U.S. Geological Survey, Gulf of Mexico OCS Operations, Metairie, Louisiana, Assistant Secretary Case No. 64-4091 (CA)
[ v01 p702 ]
01:0702(78)CA
The decision of the Authority follows:
1 FLRA No. 78
JULY 5, 1979
MR. RONALD D. KING, DIRECTOR
CONTRACT AND APPEALS DIVISION
AMERICAN FEDERATION OF GOVERNMENT
EMPLOYEES, AFL-CIO
1325 MASSACHUSETTS AVENUE, N.W.

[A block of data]
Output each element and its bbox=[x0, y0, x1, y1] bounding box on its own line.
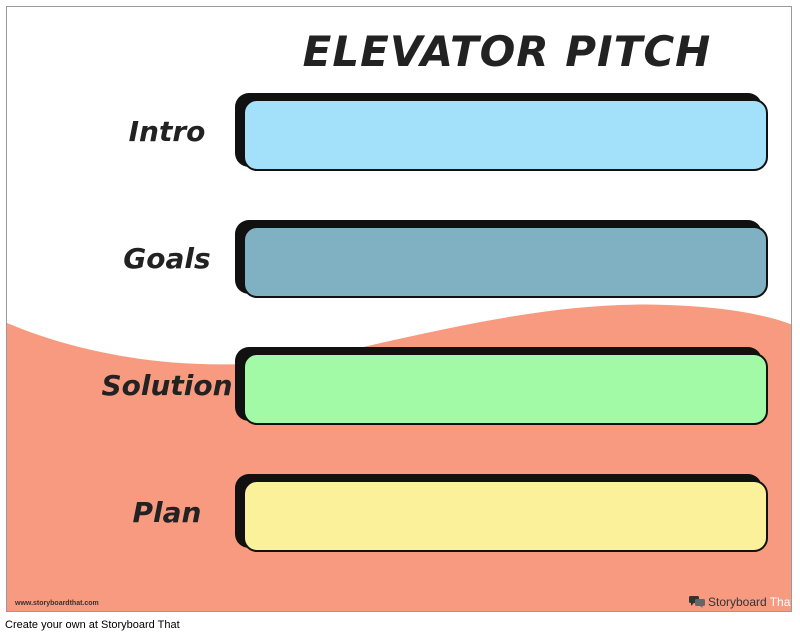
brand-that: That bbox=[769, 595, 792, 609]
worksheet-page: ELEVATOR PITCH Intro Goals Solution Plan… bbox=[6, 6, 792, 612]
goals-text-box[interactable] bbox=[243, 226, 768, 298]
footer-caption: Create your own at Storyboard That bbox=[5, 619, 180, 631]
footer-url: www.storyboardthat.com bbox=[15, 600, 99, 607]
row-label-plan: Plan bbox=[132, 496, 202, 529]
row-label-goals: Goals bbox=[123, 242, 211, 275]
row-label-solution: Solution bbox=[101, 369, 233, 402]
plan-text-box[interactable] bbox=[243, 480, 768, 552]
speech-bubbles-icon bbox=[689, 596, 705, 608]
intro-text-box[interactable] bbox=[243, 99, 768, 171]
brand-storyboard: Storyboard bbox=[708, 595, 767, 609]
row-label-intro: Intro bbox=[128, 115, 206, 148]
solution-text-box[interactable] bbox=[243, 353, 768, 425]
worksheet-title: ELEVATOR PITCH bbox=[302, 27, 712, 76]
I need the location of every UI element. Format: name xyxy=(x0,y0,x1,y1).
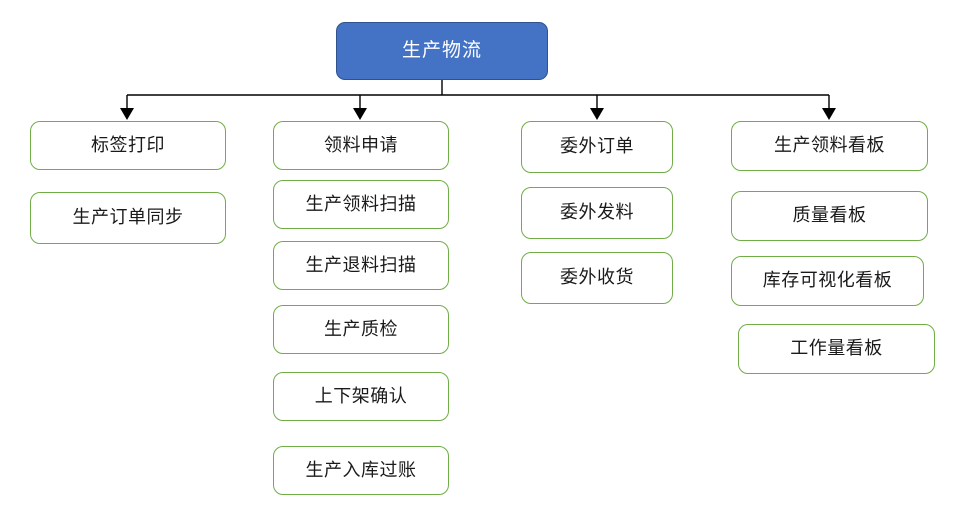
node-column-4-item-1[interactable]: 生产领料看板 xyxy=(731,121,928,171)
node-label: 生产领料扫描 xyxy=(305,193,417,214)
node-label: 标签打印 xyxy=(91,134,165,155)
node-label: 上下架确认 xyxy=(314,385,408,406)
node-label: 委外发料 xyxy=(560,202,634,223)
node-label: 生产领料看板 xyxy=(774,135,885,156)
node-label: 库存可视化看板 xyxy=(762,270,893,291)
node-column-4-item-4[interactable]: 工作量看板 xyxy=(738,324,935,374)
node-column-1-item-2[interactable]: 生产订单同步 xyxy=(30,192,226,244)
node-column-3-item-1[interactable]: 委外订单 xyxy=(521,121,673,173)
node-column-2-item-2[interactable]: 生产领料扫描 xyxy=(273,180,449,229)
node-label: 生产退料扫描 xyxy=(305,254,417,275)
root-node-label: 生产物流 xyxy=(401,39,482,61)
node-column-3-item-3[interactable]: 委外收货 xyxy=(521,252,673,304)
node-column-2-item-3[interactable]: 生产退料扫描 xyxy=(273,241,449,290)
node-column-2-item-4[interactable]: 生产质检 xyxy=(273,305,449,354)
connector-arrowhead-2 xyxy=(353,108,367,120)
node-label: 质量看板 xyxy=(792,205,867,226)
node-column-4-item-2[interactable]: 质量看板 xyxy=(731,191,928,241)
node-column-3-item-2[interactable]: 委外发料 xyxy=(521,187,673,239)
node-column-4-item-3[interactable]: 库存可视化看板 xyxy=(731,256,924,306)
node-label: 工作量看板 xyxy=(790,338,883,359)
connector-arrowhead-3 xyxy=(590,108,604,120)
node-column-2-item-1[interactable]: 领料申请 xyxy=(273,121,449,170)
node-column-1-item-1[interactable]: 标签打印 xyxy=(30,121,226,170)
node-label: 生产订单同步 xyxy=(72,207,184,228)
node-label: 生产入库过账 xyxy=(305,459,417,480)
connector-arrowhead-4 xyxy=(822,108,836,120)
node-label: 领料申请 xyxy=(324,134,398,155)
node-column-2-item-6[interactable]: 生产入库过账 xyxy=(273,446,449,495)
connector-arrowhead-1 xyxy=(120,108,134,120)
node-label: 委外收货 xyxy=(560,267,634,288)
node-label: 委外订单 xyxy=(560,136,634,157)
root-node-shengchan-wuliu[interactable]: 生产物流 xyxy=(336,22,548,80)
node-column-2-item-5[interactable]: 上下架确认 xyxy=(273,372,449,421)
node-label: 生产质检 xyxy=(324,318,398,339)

WHAT THIS EXERCISE ASKS —
#1 List, one per line, each line of the addressee block that follows the date in the decision header.
#2 What Assistant Secretary case number does the decision header give?
#3 Continue the decision header from its last line.

TASK-BY-TASK RESULTS —
#1
MR. RONALD D. KING, DIRECTOR
CONTRACT AND APPEALS DIVISION
AMERICAN FEDERATION OF GOVERNMENT
EMPLOYEES, AFL-CIO
1325 MASSACHUSETTS AVENUE, N.W.

#2 Case No. 64-4091 (CA)

#3
WASHINGTON, D.C. 20005
RE: U.S. GEOLOGICAL SURVEY, GULF OF
MEXICO OCS OPERATIONS, METAIRIE,
LOUISIANA, Assistant Secretary Case
No. 64-4091(CA), Case No. 0-AS-3
DEAR MR. KING:
THE AUTHORITY HAS CAREFULLY CONSIDERED YOUR PETITION FOR REVIEW OF
THE ASSISTANT SECRETARY'S DECISION IN THE ABOVE-ENTITLED CASE.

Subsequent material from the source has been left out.